WHAT THE EXERCISE ASKS: Retype each entry below, keeping every character the same.

━━━━━ ENTRIES SUPPLIED ━━━━━

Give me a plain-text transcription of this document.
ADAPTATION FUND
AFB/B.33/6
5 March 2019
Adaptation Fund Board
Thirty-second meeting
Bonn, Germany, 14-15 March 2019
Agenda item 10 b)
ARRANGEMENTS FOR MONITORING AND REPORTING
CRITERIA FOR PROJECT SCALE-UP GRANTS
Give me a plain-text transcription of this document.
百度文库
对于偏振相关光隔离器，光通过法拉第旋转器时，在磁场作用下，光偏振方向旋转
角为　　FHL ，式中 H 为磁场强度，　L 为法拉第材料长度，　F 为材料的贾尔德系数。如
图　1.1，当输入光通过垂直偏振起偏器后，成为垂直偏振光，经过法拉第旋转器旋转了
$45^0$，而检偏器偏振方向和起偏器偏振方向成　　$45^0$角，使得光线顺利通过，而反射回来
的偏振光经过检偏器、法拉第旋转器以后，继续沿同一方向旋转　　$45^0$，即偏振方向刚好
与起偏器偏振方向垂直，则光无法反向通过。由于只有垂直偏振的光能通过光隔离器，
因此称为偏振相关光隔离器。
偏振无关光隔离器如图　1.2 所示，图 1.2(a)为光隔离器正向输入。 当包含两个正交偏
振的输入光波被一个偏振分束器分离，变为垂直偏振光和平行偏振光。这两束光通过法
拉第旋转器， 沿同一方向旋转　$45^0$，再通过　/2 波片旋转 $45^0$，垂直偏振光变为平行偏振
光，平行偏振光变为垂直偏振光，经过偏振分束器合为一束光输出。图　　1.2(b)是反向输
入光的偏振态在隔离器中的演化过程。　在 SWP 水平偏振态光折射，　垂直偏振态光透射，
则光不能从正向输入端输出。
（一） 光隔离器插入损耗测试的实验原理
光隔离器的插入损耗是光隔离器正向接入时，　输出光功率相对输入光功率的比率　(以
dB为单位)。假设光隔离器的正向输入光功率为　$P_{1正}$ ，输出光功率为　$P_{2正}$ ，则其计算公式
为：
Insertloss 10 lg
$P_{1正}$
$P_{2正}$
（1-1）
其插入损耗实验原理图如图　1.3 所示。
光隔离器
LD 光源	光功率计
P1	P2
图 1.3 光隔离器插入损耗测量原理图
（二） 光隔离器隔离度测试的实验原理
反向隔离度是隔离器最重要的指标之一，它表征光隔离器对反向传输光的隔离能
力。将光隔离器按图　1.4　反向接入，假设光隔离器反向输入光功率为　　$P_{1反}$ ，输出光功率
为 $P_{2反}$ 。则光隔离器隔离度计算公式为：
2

━━━━━

COMPLETED EXERCISE:
Give me a plain-text transcription of this document.
ADAPTATION FUND
AFB/B.33/6
5 March 2019
Adaptation Fund Board
Thirty-second meeting
Bonn, Germany, 14-15 March 2019
Agenda item 10 b)
ARRANGEMENTS FOR MONITORING AND REPORTING
CRITERIA FOR PROJECT SCALE-UP GRANTS
Give me a plain-text transcription of this document.
百度文库
对于偏振相关光隔离器，光通过法拉第旋转器时，在磁场作用下，光偏振方向旋转
角为　　FHL ，式中 H 为磁场强度，　L 为法拉第材料长度，　F 为材料的贾尔德系数。如
图　1.1，当输入光通过垂直偏振起偏器后，成为垂直偏振光，经过法拉第旋转器旋转了
$45^0$，而检偏器偏振方向和起偏器偏振方向成　　$45^0$角，使得光线顺利通过，而反射回来
的偏振光经过检偏器、法拉第旋转器以后，继续沿同一方向旋转　　$45^0$，即偏振方向刚好
与起偏器偏振方向垂直，则光无法反向通过。由于只有垂直偏振的光能通过光隔离器，
因此称为偏振相关光隔离器。
偏振无关光隔离器如图　1.2 所示，图 1.2(a)为光隔离器正向输入。 当包含两个正交偏
振的输入光波被一个偏振分束器分离，变为垂直偏振光和平行偏振光。这两束光通过法
拉第旋转器， 沿同一方向旋转　$45^0$，再通过　/2 波片旋转 $45^0$，垂直偏振光变为平行偏振
光，平行偏振光变为垂直偏振光，经过偏振分束器合为一束光输出。图　　1.2(b)是反向输
入光的偏振态在隔离器中的演化过程。　在 SWP 水平偏振态光折射，　垂直偏振态光透射，
则光不能从正向输入端输出。
（一） 光隔离器插入损耗测试的实验原理
光隔离器的插入损耗是光隔离器正向接入时，　输出光功率相对输入光功率的比率　(以
dB为单位)。假设光隔离器的正向输入光功率为　$P_{1正}$ ，输出光功率为　$P_{2正}$ ，则其计算公式
为：
Insertloss 10 lg
$P_{1正}$
$P_{2正}$
（1-1）
其插入损耗实验原理图如图　1.3 所示。
光隔离器
LD 光源	光功率计
P1	P2
图 1.3 光隔离器插入损耗测量原理图
（二） 光隔离器隔离度测试的实验原理
反向隔离度是隔离器最重要的指标之一，它表征光隔离器对反向传输光的隔离能
力。将光隔离器按图　1.4　反向接入，假设光隔离器反向输入光功率为　　$P_{1反}$ ，输出光功率
为 $P_{2反}$ 。则光隔离器隔离度计算公式为：
2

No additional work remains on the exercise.